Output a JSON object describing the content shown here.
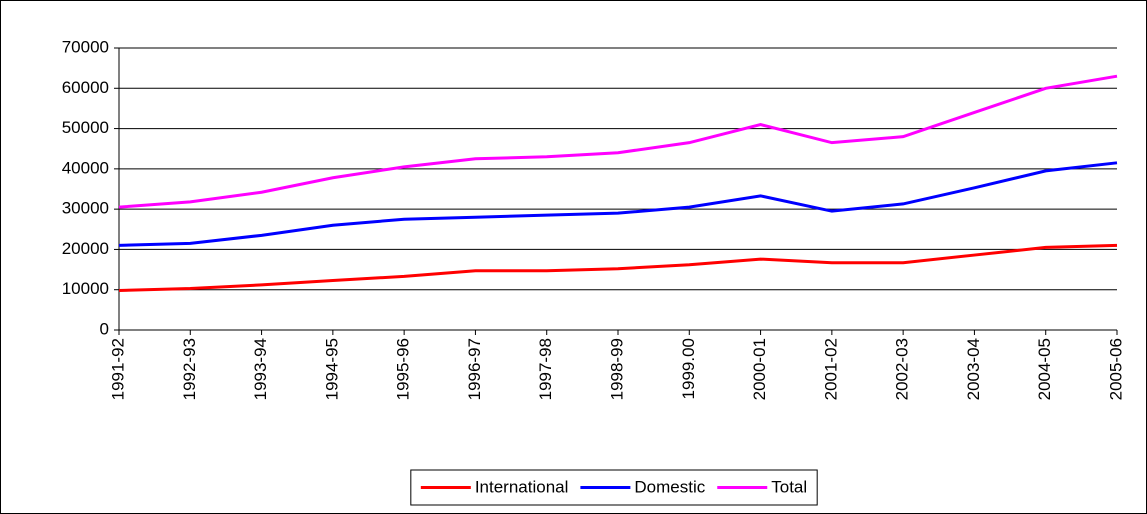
{
  "chart_data": {
    "type": "line",
    "categories": [
      "1991-92",
      "1992-93",
      "1993-94",
      "1994-95",
      "1995-96",
      "1996-97",
      "1997-98",
      "1998-99",
      "1999.00",
      "2000-01",
      "2001-02",
      "2002-03",
      "2003-04",
      "2004-05",
      "2005-06"
    ],
    "series": [
      {
        "name": "International",
        "color": "#ff0000",
        "values": [
          9800,
          10300,
          11200,
          12300,
          13300,
          14700,
          14700,
          15200,
          16200,
          17600,
          16700,
          16700,
          18600,
          20500,
          21000
        ]
      },
      {
        "name": "Domestic",
        "color": "#0000ff",
        "values": [
          21000,
          21500,
          23500,
          26000,
          27500,
          28000,
          28500,
          29000,
          30500,
          33300,
          29500,
          31300,
          35300,
          39500,
          41500
        ]
      },
      {
        "name": "Total",
        "color": "#ff00ff",
        "values": [
          30500,
          31800,
          34200,
          37800,
          40500,
          42500,
          43000,
          44000,
          46500,
          51000,
          46500,
          48000,
          54000,
          60000,
          63000
        ]
      }
    ],
    "ylim": [
      0,
      70000
    ],
    "yticks": [
      0,
      10000,
      20000,
      30000,
      40000,
      50000,
      60000,
      70000
    ],
    "grid": true,
    "legend": "bottom"
  }
}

*Goal*. Reproduce the records verbatim, omitting all images they contain.

*Task output*.
Output a JSON object describing the content shown here.
{
  "chart_data": {
    "type": "line",
    "categories": [
      "1991-92",
      "1992-93",
      "1993-94",
      "1994-95",
      "1995-96",
      "1996-97",
      "1997-98",
      "1998-99",
      "1999.00",
      "2000-01",
      "2001-02",
      "2002-03",
      "2003-04",
      "2004-05",
      "2005-06"
    ],
    "series": [
      {
        "name": "International",
        "color": "#ff0000",
        "values": [
          9800,
          10300,
          11200,
          12300,
          13300,
          14700,
          14700,
          15200,
          16200,
          17600,
          16700,
          16700,
          18600,
          20500,
          21000
        ]
      },
      {
        "name": "Domestic",
        "color": "#0000ff",
        "values": [
          21000,
          21500,
          23500,
          26000,
          27500,
          28000,
          28500,
          29000,
          30500,
          33300,
          29500,
          31300,
          35300,
          39500,
          41500
        ]
      },
      {
        "name": "Total",
        "color": "#ff00ff",
        "values": [
          30500,
          31800,
          34200,
          37800,
          40500,
          42500,
          43000,
          44000,
          46500,
          51000,
          46500,
          48000,
          54000,
          60000,
          63000
        ]
      }
    ],
    "ylim": [
      0,
      70000
    ],
    "yticks": [
      0,
      10000,
      20000,
      30000,
      40000,
      50000,
      60000,
      70000
    ],
    "grid": true,
    "legend": "bottom"
  }
}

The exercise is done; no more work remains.